EXERCISE GOAL
Copy each line that contains the word "μόνο".

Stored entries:
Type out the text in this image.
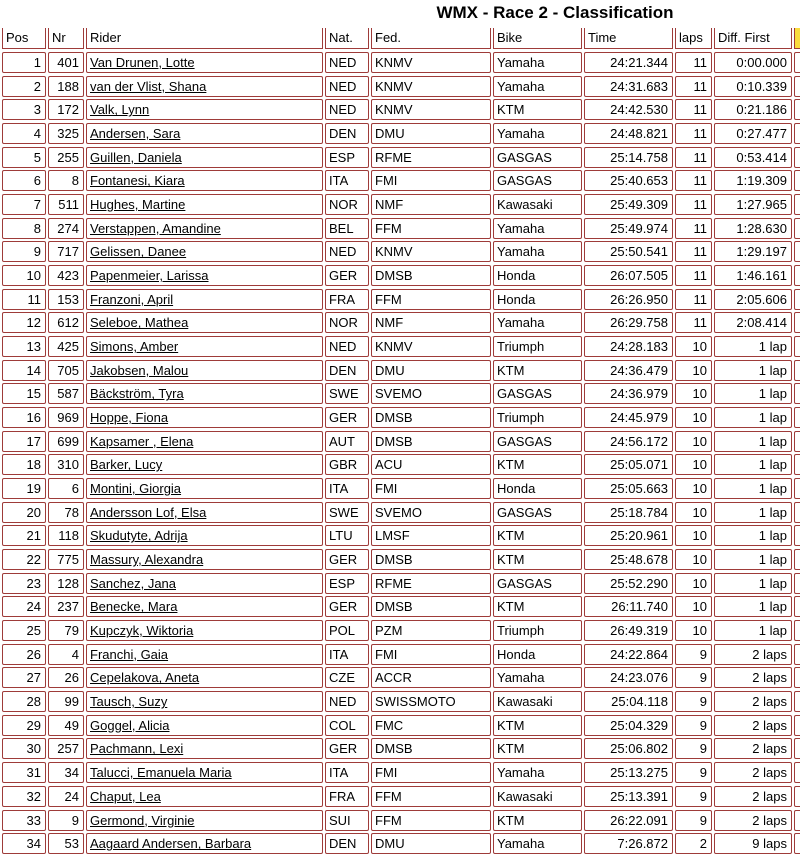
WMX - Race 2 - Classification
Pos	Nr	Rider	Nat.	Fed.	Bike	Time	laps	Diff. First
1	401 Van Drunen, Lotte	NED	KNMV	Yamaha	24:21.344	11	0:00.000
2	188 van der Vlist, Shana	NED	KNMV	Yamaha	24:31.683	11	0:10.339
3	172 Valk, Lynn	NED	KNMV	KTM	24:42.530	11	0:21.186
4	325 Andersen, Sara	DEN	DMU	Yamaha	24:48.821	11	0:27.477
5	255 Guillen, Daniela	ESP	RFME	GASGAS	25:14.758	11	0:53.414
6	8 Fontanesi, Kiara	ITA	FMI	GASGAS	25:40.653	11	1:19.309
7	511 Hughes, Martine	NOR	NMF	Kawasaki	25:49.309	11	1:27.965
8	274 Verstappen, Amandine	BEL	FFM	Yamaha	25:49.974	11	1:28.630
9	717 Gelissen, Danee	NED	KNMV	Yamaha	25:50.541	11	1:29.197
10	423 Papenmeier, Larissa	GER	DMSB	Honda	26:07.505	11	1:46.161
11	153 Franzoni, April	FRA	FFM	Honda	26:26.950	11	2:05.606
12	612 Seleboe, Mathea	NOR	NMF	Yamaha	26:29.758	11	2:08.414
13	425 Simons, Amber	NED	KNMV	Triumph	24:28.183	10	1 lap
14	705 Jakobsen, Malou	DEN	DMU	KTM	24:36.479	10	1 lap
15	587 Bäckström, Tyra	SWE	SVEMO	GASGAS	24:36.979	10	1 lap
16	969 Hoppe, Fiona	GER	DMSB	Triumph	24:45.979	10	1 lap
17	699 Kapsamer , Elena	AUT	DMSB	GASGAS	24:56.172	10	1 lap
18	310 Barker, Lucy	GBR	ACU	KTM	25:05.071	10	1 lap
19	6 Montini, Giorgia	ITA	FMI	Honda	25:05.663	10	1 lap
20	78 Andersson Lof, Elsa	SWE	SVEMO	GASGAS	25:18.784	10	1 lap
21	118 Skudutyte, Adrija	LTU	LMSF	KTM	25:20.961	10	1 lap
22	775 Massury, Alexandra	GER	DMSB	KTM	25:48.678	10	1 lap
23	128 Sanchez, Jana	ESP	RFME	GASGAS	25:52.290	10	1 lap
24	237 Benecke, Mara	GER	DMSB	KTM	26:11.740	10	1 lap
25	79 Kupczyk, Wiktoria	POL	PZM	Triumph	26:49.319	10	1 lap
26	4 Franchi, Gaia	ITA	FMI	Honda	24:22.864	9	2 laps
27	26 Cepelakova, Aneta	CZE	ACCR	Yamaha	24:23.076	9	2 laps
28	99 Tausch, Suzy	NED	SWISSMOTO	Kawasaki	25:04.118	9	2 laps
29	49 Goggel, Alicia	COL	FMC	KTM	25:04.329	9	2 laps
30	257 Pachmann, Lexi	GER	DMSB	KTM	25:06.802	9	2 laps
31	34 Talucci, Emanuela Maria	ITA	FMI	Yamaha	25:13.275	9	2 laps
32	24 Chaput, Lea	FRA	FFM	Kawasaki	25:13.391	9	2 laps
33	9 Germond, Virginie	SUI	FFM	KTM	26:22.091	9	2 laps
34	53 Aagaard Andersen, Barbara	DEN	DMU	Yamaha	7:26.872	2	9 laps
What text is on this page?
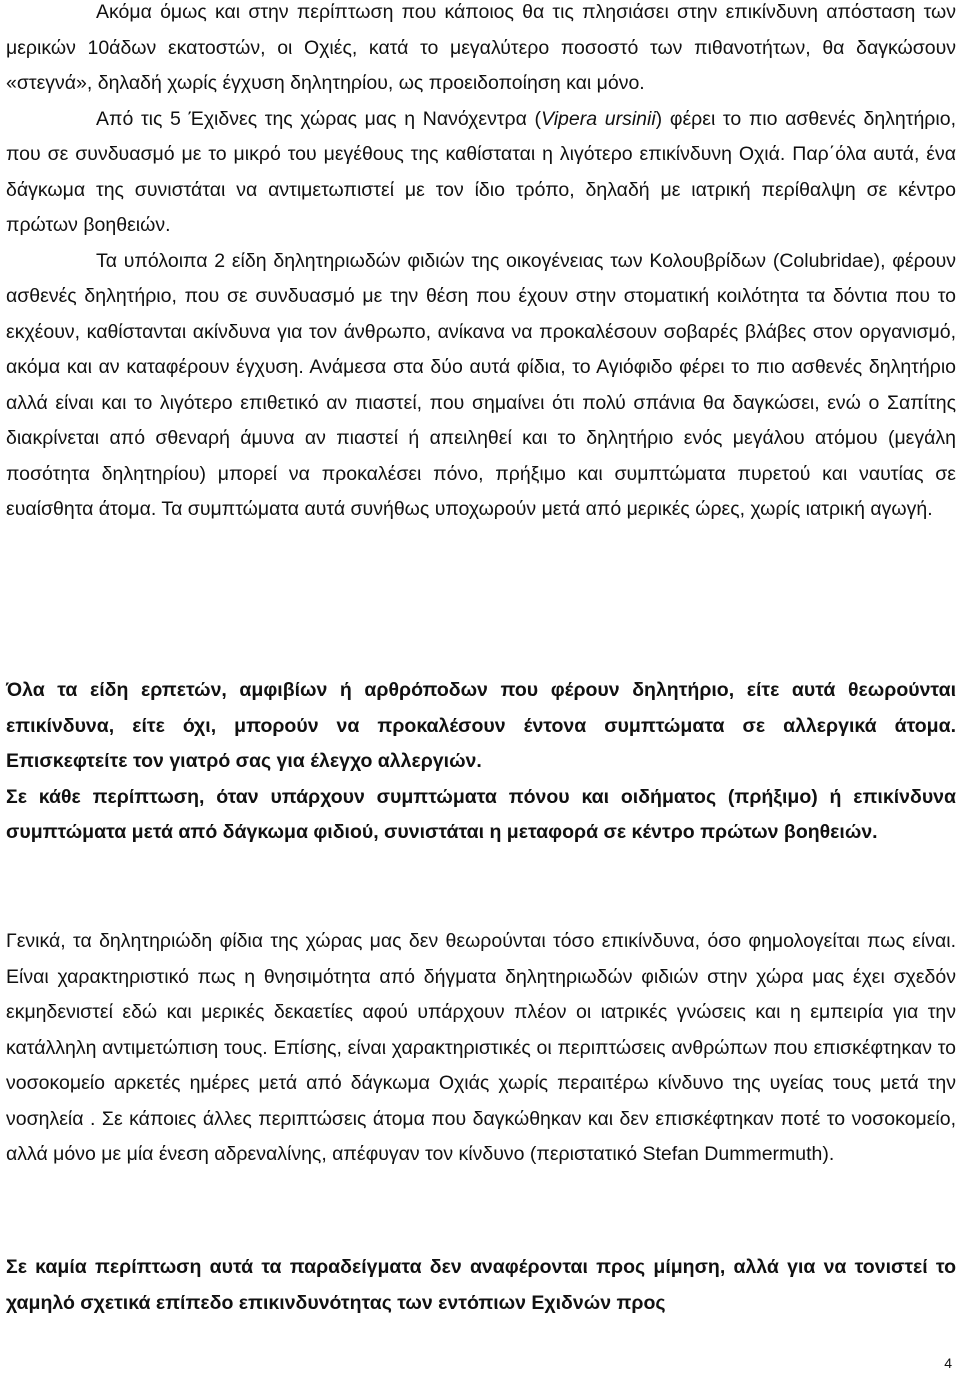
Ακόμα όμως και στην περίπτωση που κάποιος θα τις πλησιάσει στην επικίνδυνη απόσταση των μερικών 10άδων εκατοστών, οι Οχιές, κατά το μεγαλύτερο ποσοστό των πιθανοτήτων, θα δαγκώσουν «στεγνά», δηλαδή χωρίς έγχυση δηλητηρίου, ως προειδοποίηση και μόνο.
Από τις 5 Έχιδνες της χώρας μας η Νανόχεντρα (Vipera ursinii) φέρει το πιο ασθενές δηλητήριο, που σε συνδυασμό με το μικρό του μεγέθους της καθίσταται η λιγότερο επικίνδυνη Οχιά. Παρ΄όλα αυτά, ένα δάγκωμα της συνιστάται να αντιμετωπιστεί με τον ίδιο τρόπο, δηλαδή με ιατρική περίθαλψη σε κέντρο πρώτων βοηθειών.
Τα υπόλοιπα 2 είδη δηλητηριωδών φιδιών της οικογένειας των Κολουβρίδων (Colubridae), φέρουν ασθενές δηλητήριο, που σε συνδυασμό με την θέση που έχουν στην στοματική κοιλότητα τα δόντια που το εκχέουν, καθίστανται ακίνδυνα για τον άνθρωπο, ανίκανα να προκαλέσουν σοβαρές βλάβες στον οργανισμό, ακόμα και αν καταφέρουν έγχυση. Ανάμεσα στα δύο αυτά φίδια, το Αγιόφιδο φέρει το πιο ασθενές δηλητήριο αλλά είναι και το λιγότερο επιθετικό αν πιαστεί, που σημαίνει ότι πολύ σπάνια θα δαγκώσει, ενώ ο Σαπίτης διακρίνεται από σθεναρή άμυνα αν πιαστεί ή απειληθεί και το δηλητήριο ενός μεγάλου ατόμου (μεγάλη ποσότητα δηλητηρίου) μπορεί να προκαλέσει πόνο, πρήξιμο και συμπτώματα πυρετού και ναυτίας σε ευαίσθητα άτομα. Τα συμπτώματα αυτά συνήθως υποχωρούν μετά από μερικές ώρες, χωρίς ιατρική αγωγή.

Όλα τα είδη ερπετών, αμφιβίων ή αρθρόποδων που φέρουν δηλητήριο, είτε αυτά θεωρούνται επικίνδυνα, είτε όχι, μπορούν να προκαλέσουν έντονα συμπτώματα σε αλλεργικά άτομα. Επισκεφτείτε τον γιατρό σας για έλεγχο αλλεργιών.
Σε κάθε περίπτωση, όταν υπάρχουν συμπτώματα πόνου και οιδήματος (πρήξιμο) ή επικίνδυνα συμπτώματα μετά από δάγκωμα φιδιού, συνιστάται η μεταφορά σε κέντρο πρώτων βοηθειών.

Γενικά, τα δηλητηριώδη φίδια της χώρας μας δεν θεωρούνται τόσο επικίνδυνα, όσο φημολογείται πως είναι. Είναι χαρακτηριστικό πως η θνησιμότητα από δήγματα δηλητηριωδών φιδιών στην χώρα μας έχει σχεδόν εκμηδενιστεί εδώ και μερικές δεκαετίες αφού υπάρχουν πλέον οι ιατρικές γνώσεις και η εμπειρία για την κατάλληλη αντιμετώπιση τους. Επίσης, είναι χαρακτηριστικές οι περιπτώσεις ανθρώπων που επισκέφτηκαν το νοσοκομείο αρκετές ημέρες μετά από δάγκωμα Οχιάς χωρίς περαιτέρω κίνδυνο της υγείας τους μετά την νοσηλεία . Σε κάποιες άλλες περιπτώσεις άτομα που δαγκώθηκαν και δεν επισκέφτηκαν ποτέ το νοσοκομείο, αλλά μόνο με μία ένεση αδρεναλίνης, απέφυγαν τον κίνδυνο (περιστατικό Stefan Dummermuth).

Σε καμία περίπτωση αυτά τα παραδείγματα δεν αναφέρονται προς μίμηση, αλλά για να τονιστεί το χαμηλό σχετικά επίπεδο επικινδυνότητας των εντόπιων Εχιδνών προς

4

SOLUTION
Ακόμα όμως και στην περίπτωση που κάποιος θα τις πλησιάσει στην επικίνδυνη απόσταση των μερικών 10άδων εκατοστών, οι Οχιές, κατά το μεγαλύτερο ποσοστό των πιθανοτήτων, θα δαγκώσουν «στεγνά», δηλαδή χωρίς έγχυση δηλητηρίου, ως προειδοποίηση και μόνο.
Γενικά, τα δηλητηριώδη φίδια της χώρας μας δεν θεωρούνται τόσο επικίνδυνα, όσο φημολογείται πως είναι. Είναι χαρακτηριστικό πως η θνησιμότητα από δήγματα δηλητηριωδών φιδιών στην χώρα μας έχει σχεδόν εκμηδενιστεί εδώ και μερικές δεκαετίες αφού υπάρχουν πλέον οι ιατρικές γνώσεις και η εμπειρία για την κατάλληλη αντιμετώπιση τους. Επίσης, είναι χαρακτηριστικές οι περιπτώσεις ανθρώπων που επισκέφτηκαν το νοσοκομείο αρκετές ημέρες μετά από δάγκωμα Οχιάς χωρίς περαιτέρω κίνδυνο της υγείας τους μετά την νοσηλεία . Σε κάποιες άλλες περιπτώσεις άτομα που δαγκώθηκαν και δεν επισκέφτηκαν ποτέ το νοσοκομείο, αλλά μόνο με μία ένεση αδρεναλίνης, απέφυγαν τον κίνδυνο (περιστατικό Stefan Dummermuth).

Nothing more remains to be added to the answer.